■ Raw records

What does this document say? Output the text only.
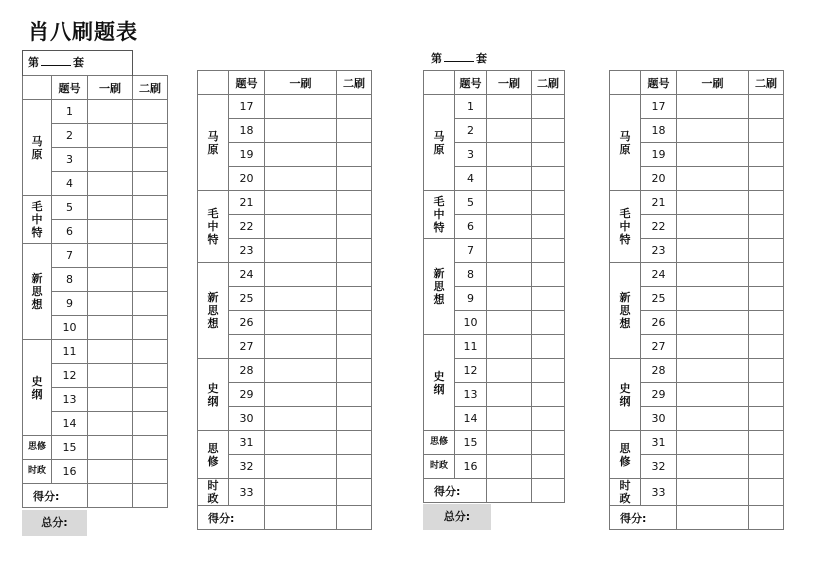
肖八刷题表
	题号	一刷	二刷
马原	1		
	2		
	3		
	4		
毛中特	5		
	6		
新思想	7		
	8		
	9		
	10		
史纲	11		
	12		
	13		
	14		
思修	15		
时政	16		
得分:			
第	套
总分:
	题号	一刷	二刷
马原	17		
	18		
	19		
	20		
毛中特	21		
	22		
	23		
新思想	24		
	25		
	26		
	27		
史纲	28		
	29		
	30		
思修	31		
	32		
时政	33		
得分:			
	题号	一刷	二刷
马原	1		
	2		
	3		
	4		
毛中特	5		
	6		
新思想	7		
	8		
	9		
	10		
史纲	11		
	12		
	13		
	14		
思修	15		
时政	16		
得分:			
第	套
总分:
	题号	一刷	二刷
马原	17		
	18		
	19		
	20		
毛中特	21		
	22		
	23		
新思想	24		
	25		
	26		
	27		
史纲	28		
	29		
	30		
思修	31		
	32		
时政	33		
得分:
...
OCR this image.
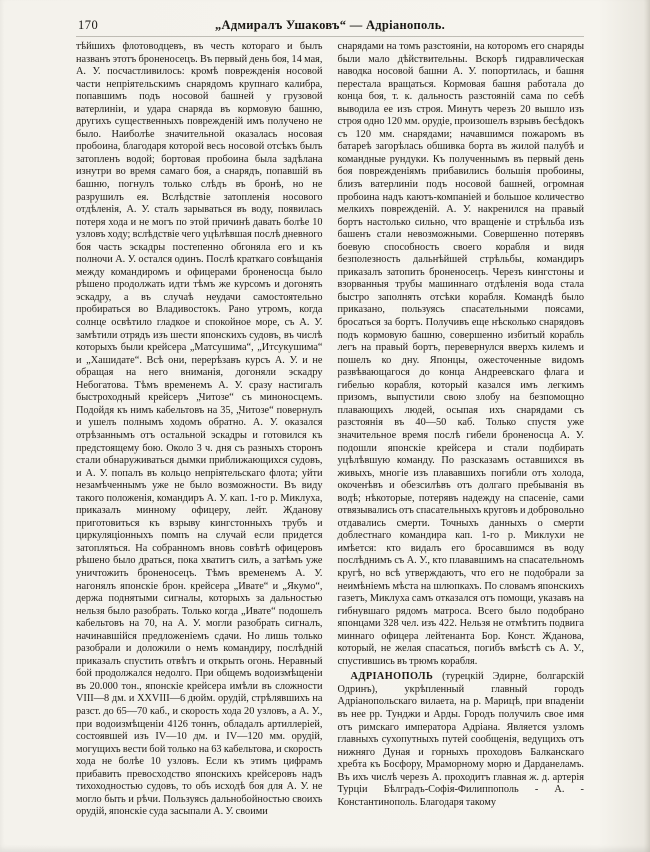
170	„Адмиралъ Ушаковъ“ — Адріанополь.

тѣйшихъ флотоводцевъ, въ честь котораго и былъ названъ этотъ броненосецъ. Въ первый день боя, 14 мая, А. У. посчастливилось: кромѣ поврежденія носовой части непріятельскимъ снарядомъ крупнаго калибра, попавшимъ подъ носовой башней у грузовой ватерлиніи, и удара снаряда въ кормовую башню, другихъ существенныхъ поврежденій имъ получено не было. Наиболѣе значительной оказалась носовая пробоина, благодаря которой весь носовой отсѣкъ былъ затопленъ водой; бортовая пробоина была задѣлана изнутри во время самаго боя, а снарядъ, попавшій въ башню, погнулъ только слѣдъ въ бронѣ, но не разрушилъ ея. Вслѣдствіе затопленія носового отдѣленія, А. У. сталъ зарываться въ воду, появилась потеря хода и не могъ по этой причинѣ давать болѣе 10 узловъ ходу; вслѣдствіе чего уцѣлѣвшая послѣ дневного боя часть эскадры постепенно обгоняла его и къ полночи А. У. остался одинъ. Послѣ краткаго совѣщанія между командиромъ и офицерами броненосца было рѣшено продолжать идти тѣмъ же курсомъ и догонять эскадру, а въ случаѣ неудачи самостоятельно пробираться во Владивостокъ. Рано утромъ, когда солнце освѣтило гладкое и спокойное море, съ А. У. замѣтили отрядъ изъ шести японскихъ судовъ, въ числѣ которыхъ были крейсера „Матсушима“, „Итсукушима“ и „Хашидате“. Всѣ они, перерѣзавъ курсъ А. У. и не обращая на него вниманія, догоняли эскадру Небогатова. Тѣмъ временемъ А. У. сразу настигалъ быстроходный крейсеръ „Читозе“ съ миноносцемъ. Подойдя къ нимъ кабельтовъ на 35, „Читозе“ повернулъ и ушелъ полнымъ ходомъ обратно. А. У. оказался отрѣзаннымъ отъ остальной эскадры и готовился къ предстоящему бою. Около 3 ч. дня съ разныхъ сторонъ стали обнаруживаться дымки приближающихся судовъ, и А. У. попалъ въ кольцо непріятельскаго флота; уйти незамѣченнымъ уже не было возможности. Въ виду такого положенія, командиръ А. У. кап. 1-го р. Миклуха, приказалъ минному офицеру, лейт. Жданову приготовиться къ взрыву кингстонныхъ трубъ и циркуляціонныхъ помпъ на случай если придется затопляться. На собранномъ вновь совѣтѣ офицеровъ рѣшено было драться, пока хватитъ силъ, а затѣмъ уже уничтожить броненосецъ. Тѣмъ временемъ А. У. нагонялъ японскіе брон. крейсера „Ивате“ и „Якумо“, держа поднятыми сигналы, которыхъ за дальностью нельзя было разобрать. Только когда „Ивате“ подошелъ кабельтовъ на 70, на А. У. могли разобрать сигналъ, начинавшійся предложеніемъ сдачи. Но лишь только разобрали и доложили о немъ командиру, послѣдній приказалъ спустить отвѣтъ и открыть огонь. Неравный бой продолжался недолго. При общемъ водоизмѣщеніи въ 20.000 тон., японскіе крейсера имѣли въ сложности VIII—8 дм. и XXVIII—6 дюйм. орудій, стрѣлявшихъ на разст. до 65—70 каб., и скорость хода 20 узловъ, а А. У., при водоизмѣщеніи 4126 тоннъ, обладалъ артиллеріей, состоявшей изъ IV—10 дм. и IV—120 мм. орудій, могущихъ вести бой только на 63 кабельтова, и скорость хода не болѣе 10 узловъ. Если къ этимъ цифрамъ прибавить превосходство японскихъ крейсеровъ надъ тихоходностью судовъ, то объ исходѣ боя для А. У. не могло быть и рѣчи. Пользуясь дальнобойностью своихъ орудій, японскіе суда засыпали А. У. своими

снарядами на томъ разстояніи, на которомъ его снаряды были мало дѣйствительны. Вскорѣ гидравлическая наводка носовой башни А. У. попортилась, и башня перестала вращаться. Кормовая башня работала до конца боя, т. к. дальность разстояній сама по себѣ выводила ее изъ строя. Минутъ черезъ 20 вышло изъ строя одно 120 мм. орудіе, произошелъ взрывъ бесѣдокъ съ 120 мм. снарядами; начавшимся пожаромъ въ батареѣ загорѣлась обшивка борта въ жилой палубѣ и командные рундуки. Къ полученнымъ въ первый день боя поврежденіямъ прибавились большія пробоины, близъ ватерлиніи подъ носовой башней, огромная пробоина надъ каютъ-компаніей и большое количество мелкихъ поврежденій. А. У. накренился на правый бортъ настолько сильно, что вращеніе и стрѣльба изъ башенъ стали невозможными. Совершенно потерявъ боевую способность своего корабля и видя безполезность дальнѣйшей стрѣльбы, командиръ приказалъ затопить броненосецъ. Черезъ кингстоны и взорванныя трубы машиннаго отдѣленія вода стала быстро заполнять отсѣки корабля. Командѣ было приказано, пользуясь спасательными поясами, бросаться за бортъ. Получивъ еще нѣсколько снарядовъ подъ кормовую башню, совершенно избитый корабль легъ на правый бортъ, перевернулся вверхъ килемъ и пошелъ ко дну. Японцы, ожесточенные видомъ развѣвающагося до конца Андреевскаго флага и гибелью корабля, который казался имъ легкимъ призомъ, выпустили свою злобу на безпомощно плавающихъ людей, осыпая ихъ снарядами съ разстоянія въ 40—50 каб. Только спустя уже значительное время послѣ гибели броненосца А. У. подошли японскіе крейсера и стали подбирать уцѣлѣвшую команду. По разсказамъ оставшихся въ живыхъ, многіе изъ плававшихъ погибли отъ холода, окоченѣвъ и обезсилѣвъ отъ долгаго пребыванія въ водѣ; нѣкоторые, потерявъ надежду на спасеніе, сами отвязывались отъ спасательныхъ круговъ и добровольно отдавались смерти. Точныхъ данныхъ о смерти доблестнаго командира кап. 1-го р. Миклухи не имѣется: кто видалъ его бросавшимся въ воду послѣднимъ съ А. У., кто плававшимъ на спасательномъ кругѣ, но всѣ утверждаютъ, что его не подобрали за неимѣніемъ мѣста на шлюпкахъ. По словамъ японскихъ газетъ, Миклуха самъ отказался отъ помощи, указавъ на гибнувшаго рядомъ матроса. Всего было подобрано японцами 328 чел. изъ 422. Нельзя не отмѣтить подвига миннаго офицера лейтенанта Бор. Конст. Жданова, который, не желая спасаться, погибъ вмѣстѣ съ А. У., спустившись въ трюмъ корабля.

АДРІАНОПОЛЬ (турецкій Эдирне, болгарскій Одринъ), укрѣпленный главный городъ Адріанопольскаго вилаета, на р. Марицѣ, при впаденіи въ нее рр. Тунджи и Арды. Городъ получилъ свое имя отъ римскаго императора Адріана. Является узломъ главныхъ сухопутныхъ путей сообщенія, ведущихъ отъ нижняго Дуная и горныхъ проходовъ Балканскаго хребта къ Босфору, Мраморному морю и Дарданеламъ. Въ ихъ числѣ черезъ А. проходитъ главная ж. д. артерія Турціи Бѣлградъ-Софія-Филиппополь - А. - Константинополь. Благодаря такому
* * *
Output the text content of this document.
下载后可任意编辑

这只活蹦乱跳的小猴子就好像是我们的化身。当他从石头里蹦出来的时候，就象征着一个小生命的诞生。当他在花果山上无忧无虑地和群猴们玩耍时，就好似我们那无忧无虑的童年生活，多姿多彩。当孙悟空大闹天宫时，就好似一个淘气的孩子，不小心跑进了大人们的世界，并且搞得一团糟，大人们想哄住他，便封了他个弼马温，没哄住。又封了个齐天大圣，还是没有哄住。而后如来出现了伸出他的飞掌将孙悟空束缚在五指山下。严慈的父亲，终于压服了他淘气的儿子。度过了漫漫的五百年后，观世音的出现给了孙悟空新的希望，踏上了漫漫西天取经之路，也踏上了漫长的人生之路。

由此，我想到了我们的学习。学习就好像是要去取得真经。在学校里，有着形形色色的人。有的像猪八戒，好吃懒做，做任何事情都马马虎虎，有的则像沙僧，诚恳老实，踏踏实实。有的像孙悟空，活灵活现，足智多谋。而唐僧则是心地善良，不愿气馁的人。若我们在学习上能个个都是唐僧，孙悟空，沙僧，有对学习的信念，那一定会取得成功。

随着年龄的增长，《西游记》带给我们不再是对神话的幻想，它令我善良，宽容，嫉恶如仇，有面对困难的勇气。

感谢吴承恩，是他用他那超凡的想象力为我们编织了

■ Stated goal
Where a line above contains the string "Output", copy that line.

■ Expected answer
What does this document say? Output the text only.
Output the text content of this document.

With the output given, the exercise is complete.